| Work required |
Gather, from the data below, each line in which the word "werden" occurs.

| Data for processing |
★ ★ ★

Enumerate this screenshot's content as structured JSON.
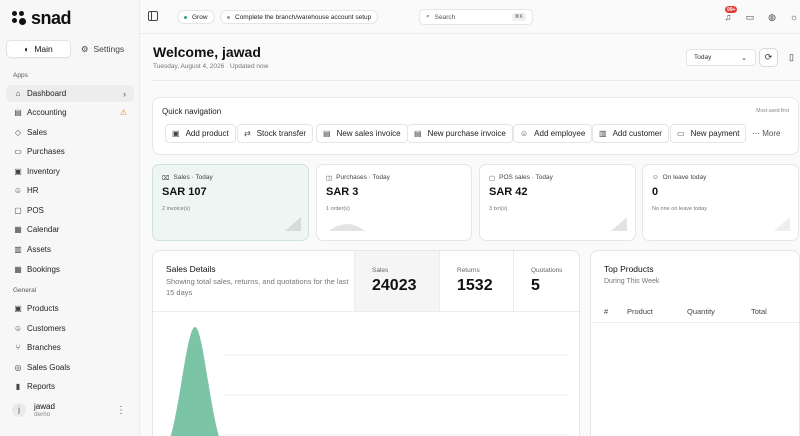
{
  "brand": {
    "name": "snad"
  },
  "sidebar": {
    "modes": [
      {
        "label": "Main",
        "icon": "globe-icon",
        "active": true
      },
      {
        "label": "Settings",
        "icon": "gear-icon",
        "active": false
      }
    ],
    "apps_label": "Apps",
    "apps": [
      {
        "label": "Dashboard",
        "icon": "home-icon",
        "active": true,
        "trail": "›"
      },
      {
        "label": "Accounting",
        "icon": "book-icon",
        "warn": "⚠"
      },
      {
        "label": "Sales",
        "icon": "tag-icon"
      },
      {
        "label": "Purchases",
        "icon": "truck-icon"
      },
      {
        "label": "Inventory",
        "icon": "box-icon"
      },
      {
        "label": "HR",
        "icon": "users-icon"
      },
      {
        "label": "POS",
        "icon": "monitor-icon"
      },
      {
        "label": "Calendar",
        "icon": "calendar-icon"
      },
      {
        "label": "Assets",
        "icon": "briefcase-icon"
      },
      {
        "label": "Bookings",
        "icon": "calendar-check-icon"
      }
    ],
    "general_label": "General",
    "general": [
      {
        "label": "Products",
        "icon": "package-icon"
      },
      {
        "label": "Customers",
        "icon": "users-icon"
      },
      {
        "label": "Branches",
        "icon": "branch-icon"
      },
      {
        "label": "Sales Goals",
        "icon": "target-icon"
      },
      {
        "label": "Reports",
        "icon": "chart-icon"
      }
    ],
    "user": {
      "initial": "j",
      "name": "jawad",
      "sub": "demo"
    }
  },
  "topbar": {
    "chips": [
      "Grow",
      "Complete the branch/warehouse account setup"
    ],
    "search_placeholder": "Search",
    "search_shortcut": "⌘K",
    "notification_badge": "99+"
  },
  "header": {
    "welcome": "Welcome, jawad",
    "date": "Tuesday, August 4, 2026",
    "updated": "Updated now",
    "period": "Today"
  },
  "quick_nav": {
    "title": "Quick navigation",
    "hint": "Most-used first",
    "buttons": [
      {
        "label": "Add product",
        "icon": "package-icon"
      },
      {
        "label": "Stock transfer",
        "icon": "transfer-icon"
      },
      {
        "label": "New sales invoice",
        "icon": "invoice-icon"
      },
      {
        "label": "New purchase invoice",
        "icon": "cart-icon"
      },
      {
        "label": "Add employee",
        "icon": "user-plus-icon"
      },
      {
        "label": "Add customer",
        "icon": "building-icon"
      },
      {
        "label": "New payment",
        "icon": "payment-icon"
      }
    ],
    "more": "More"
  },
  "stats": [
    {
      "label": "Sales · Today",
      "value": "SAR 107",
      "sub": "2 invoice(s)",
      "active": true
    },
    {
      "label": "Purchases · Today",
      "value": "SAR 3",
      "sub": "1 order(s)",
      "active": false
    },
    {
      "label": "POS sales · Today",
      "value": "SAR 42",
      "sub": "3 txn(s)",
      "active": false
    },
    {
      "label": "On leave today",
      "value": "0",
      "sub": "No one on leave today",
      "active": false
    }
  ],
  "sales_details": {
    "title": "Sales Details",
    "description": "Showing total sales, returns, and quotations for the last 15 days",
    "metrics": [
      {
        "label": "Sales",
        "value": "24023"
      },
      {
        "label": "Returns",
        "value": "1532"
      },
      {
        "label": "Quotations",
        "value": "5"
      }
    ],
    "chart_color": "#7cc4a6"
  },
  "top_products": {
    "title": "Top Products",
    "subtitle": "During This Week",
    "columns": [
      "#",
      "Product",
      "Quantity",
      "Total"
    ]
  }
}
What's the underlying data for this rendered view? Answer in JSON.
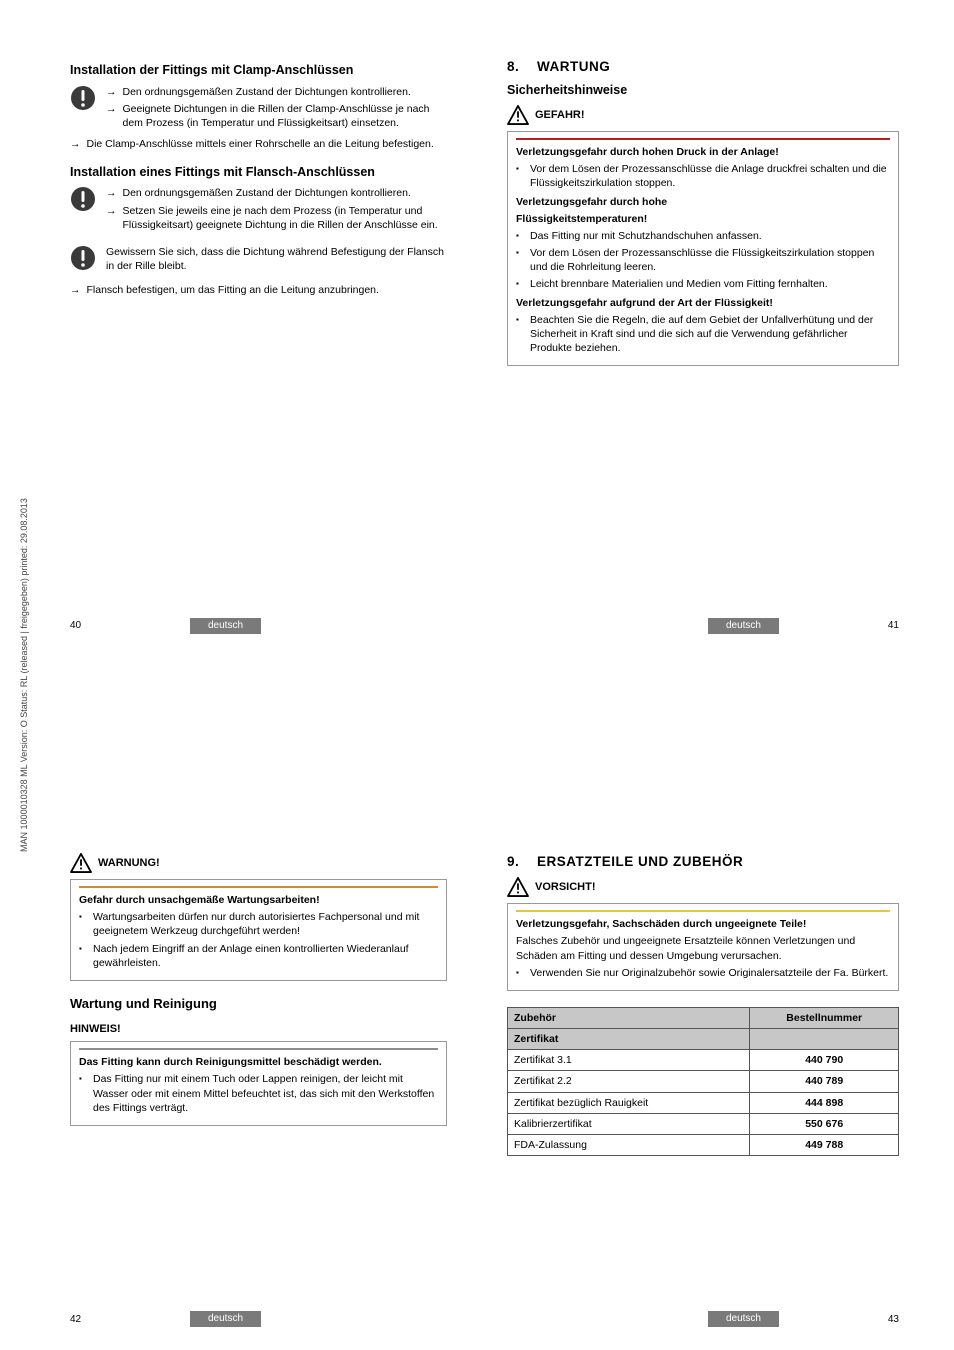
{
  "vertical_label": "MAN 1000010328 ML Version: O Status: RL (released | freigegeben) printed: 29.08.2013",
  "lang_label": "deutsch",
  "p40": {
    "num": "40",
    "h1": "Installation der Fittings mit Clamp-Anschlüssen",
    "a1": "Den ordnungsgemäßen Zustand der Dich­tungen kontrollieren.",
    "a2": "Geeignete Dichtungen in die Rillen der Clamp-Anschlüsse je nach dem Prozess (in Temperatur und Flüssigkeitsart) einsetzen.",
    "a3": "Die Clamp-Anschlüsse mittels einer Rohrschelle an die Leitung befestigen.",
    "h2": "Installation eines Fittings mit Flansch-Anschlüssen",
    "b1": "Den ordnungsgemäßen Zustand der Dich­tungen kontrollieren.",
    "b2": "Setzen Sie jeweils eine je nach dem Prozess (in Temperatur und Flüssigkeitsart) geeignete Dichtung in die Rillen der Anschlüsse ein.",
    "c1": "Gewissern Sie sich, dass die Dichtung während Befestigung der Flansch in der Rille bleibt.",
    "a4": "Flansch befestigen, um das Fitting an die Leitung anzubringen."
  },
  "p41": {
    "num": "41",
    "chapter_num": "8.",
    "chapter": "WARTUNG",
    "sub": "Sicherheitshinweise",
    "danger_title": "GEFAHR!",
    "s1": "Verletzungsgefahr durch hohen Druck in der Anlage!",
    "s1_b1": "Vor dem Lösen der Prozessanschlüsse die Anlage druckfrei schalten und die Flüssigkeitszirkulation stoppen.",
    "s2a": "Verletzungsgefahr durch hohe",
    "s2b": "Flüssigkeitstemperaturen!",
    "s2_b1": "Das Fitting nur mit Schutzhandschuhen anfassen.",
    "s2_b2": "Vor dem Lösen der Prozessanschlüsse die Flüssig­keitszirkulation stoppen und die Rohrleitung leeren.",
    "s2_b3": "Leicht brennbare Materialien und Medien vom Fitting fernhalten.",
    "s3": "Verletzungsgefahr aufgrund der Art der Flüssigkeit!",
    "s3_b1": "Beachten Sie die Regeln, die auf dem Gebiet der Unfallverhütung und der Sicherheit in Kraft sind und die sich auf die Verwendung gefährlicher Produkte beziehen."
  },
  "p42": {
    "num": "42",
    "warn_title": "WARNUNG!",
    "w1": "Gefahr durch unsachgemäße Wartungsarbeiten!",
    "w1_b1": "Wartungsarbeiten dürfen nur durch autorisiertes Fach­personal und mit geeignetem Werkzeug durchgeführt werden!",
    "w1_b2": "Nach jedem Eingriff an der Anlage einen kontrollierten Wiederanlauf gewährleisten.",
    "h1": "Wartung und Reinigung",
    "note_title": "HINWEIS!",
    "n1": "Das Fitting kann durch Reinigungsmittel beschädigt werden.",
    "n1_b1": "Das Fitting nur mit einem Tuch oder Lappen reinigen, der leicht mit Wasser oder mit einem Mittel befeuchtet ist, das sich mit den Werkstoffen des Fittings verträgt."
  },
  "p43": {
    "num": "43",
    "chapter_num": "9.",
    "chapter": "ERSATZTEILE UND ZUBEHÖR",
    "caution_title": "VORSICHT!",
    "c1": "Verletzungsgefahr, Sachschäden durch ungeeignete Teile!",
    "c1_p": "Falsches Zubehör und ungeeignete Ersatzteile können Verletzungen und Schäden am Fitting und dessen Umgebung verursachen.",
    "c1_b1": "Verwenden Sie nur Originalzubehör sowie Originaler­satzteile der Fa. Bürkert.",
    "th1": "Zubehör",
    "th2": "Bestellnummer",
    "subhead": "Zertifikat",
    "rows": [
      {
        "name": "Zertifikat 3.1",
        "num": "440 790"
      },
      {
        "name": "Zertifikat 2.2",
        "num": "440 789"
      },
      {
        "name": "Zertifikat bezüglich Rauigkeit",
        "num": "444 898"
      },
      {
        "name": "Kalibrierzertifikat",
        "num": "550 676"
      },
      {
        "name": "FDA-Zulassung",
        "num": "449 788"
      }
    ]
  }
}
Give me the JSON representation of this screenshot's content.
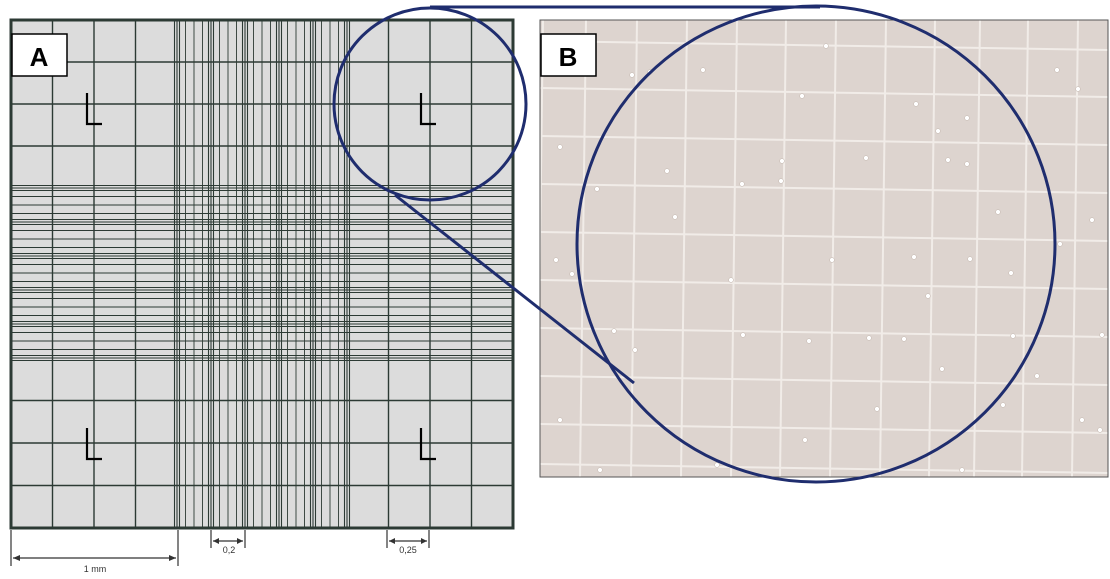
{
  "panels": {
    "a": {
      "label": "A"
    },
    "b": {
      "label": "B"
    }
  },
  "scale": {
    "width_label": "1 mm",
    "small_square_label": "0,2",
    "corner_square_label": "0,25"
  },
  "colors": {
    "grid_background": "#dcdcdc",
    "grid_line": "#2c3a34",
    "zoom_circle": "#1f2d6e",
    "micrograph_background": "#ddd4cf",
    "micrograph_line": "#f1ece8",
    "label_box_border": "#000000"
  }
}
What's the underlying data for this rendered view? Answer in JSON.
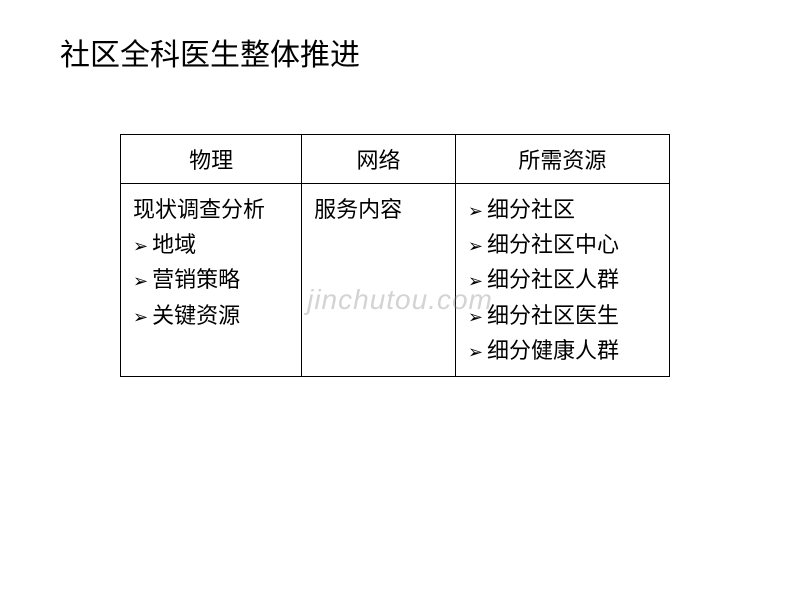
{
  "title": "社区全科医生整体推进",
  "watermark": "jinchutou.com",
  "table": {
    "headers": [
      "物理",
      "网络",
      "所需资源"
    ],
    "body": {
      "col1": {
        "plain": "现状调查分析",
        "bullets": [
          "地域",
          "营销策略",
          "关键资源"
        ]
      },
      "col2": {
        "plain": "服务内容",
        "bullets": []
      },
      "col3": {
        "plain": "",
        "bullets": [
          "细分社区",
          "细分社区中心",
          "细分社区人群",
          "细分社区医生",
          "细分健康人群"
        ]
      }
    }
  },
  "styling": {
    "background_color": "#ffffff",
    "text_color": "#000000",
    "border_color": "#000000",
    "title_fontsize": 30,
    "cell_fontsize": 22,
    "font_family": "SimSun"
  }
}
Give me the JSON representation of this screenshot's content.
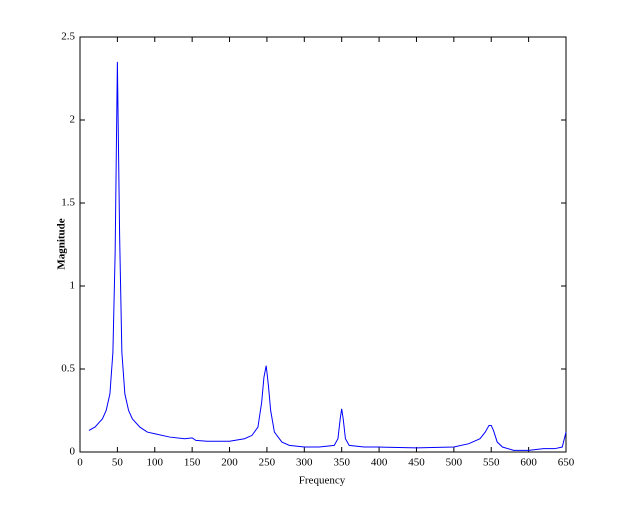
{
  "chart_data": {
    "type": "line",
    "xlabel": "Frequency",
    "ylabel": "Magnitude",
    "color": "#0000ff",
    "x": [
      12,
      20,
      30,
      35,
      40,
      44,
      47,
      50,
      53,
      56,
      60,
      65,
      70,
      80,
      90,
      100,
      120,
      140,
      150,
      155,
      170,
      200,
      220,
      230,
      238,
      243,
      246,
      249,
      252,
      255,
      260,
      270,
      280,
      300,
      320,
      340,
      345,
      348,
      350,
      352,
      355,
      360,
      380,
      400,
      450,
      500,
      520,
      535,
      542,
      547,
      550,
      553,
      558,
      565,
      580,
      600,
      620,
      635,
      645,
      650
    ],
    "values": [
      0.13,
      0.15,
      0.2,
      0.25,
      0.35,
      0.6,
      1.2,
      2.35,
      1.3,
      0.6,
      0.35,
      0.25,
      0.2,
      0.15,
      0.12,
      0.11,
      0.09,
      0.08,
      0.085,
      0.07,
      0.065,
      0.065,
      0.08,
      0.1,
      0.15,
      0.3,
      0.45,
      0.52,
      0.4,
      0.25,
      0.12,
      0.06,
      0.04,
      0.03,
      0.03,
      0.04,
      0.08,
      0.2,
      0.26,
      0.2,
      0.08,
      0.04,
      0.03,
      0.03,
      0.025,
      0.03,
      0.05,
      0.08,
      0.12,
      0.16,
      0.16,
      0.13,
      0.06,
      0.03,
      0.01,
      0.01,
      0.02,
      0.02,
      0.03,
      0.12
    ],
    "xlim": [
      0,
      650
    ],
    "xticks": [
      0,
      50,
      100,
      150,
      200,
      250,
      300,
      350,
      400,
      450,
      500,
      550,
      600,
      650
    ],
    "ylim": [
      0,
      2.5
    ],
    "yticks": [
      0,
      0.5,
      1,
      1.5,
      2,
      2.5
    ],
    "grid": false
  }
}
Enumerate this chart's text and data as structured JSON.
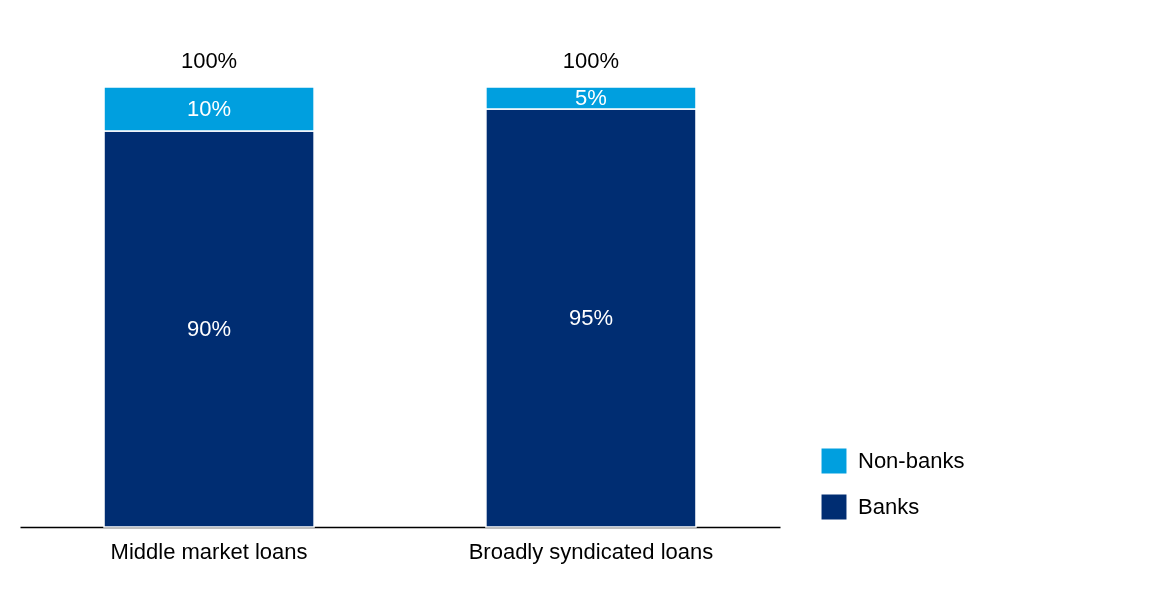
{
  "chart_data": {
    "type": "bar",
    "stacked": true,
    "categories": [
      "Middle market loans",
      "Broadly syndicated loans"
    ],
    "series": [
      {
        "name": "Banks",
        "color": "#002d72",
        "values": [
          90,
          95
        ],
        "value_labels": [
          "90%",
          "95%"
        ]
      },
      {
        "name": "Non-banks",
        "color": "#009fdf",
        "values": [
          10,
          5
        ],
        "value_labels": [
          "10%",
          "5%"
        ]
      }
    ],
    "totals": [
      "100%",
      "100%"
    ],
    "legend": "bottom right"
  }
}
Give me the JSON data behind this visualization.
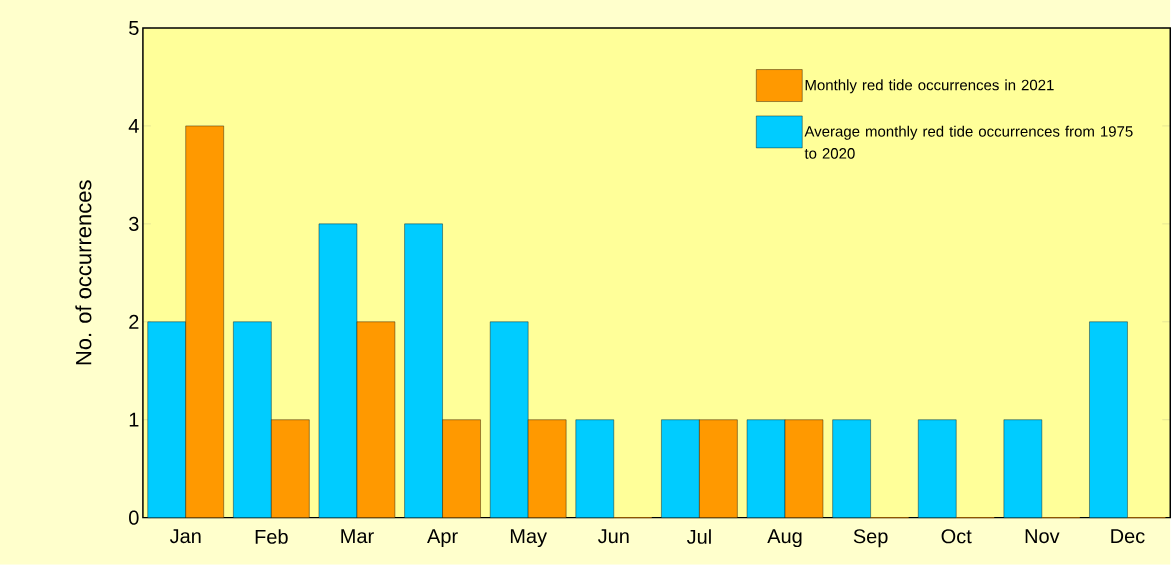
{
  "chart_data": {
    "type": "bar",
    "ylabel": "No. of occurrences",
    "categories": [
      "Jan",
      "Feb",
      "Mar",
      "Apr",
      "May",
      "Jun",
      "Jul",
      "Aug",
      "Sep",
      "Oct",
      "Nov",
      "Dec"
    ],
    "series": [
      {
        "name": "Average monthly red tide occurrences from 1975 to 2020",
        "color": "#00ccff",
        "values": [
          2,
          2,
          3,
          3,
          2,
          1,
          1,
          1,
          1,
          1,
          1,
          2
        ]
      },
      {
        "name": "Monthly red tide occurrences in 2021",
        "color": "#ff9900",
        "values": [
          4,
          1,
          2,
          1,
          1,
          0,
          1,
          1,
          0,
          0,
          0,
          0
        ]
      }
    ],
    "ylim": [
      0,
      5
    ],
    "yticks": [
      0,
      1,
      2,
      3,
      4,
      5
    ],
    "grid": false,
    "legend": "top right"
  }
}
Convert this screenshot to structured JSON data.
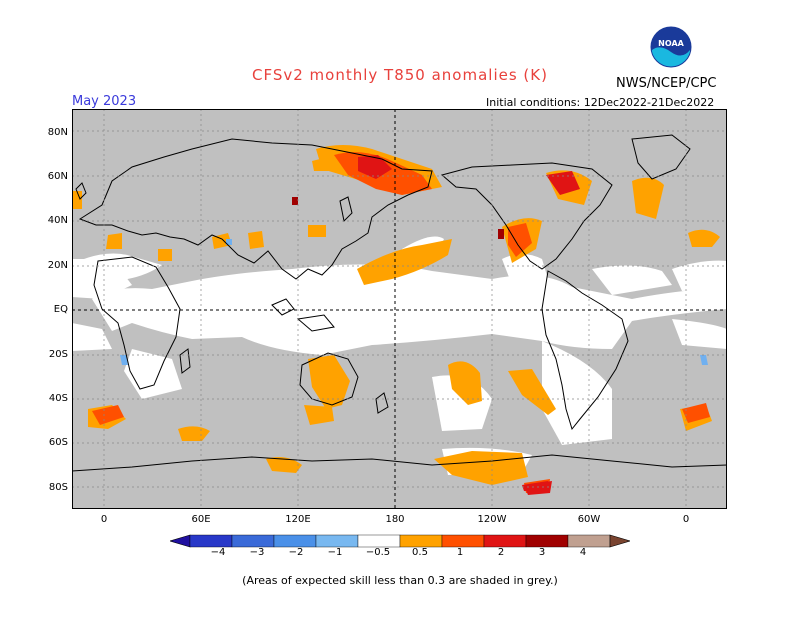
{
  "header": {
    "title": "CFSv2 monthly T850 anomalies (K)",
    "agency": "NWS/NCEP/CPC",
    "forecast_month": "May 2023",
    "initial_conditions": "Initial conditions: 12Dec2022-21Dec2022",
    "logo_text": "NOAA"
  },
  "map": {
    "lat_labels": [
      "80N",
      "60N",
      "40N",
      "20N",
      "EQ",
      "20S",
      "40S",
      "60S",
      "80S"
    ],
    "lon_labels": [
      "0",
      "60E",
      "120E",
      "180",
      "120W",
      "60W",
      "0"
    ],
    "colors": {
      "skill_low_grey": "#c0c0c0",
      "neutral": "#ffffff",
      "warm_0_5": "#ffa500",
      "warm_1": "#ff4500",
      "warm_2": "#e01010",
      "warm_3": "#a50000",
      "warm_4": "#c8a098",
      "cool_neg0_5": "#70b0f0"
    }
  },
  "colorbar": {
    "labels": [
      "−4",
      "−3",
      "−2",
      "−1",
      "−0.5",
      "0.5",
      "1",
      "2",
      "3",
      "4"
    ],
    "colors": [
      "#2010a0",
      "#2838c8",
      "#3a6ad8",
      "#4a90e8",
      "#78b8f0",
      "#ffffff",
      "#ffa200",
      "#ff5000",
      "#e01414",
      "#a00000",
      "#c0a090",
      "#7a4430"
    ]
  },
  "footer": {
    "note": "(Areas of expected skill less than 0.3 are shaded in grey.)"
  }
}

★ ★ ★

| Finished answer |
    "w1_b1": "Wartungsarbeiten dürfen nur durch autorisiertes Fach­personal und mit geeignetem Werkzeug durchgeführt werden!",
    "n1": "Das Fitting kann durch Reinigungsmittel beschädigt werden.",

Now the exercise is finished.